== WRITTEN INSTRUCTION ==
Show each line from the listing that includes the word "this".

== DATASET EXTRACT ==
┌──

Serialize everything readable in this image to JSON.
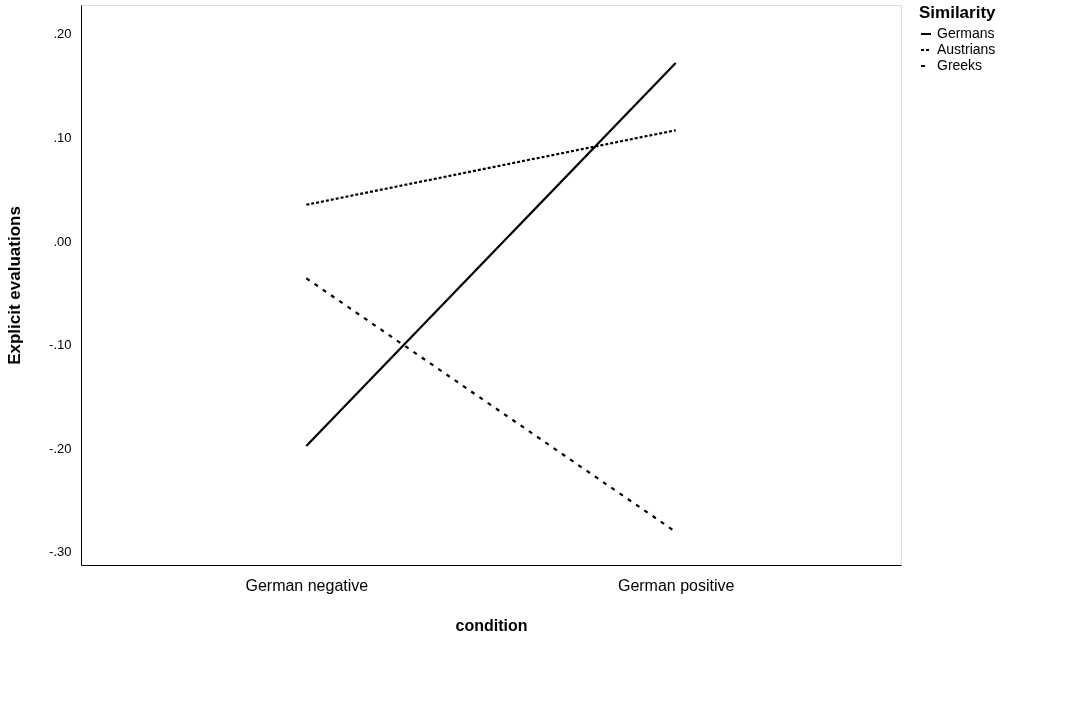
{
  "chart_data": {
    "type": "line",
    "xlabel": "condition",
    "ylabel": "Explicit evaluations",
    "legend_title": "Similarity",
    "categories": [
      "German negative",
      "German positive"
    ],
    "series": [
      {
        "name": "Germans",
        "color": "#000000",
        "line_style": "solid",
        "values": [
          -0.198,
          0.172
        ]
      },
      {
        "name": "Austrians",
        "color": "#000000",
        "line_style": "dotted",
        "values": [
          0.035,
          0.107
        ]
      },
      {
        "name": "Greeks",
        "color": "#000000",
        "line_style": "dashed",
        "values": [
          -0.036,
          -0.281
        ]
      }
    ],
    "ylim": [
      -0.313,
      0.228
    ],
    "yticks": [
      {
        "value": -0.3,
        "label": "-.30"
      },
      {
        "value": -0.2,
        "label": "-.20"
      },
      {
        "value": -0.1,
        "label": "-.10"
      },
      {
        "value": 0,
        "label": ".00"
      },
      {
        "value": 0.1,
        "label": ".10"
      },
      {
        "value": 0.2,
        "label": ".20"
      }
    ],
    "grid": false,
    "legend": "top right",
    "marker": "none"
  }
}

└──
┌──

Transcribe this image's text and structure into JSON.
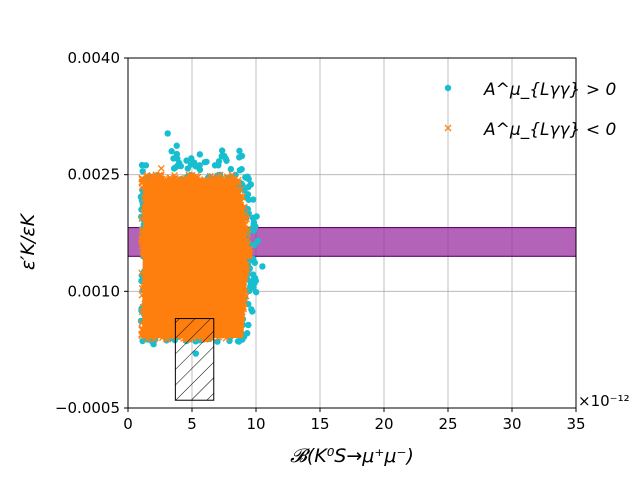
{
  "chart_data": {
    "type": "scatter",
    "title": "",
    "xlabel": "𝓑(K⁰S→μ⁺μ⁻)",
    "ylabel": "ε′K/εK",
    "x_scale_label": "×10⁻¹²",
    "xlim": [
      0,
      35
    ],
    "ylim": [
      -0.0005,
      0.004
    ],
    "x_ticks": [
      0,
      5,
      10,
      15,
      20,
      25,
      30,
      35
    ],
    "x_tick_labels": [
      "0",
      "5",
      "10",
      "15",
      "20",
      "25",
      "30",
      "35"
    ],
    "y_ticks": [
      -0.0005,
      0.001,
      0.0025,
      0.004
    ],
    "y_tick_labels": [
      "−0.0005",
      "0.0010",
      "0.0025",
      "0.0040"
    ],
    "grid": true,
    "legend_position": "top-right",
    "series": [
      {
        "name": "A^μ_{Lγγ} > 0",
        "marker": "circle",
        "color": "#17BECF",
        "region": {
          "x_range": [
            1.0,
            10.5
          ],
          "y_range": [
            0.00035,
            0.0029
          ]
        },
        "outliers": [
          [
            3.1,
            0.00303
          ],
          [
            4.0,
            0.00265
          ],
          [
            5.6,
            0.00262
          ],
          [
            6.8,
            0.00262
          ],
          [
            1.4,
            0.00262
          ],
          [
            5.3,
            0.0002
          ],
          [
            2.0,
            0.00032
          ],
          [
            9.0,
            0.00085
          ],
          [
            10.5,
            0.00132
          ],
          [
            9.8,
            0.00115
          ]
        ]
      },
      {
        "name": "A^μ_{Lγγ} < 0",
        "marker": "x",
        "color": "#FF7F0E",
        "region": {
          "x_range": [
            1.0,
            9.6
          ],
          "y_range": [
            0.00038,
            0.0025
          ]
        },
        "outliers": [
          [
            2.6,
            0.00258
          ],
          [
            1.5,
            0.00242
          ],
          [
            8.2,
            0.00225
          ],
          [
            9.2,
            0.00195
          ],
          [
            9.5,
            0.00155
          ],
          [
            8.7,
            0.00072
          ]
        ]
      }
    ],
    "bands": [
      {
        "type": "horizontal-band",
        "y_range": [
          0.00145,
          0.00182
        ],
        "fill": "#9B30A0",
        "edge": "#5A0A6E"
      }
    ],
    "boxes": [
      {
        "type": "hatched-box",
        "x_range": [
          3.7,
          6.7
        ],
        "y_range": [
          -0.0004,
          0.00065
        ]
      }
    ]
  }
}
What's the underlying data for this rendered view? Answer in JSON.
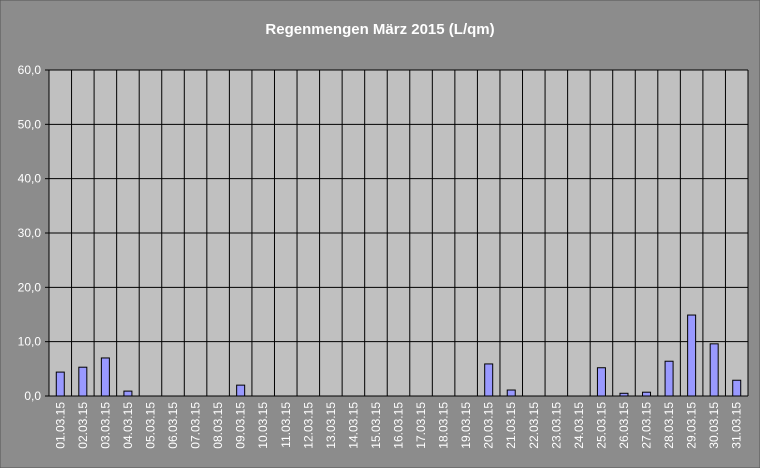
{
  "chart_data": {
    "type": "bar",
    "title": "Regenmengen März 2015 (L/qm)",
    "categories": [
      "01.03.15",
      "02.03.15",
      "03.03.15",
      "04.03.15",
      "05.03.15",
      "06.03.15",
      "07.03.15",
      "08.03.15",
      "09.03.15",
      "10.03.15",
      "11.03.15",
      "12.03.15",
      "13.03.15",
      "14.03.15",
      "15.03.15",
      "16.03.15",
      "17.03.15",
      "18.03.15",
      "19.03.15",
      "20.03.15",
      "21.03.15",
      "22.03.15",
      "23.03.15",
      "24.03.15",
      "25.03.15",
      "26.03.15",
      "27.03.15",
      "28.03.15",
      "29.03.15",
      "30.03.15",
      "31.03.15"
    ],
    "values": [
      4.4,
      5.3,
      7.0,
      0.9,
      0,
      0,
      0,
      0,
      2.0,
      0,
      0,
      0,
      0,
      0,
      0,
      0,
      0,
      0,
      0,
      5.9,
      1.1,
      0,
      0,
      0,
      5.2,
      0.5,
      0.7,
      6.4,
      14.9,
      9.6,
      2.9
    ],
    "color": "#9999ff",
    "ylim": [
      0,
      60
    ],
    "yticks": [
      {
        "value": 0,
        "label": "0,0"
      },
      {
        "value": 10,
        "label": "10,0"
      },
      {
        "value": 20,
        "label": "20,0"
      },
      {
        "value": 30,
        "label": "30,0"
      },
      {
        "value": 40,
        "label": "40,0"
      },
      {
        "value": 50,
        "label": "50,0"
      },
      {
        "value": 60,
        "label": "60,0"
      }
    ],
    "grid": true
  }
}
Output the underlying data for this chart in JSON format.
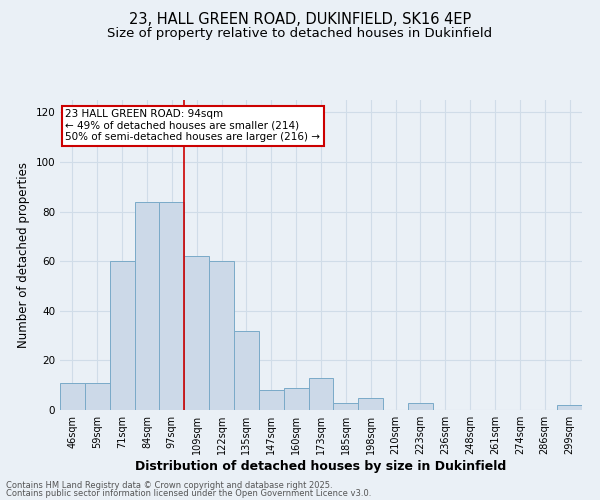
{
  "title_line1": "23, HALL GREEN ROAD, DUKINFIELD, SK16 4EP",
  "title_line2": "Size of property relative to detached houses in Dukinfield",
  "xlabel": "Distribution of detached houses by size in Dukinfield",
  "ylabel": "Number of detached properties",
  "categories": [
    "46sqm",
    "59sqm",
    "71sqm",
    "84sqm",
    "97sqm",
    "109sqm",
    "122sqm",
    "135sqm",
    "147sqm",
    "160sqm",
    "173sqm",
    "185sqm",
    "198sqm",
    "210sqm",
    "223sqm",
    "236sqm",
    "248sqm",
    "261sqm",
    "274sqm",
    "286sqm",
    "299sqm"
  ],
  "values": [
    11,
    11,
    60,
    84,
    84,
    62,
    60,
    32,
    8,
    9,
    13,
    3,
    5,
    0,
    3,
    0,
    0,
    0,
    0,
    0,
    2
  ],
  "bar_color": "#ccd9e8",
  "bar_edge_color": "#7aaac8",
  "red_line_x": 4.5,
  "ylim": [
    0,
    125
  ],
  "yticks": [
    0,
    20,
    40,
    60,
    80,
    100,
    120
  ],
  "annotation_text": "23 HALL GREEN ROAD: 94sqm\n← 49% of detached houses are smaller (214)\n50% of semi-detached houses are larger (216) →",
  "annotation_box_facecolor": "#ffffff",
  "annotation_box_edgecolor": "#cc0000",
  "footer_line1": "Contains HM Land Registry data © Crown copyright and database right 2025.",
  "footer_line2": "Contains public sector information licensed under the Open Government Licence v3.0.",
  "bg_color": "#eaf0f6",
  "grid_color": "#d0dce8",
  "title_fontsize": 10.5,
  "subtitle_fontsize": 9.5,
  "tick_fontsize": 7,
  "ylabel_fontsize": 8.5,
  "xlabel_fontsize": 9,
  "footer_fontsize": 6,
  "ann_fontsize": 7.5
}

└──

== OUTPUT OF THE TASK ==
Serialize everything readable in this image to JSON.
Transcribe this image's text and structure into JSON.
What's the underlying data for this rendered view? Answer in JSON.
Output the underlying data for this chart in JSON format.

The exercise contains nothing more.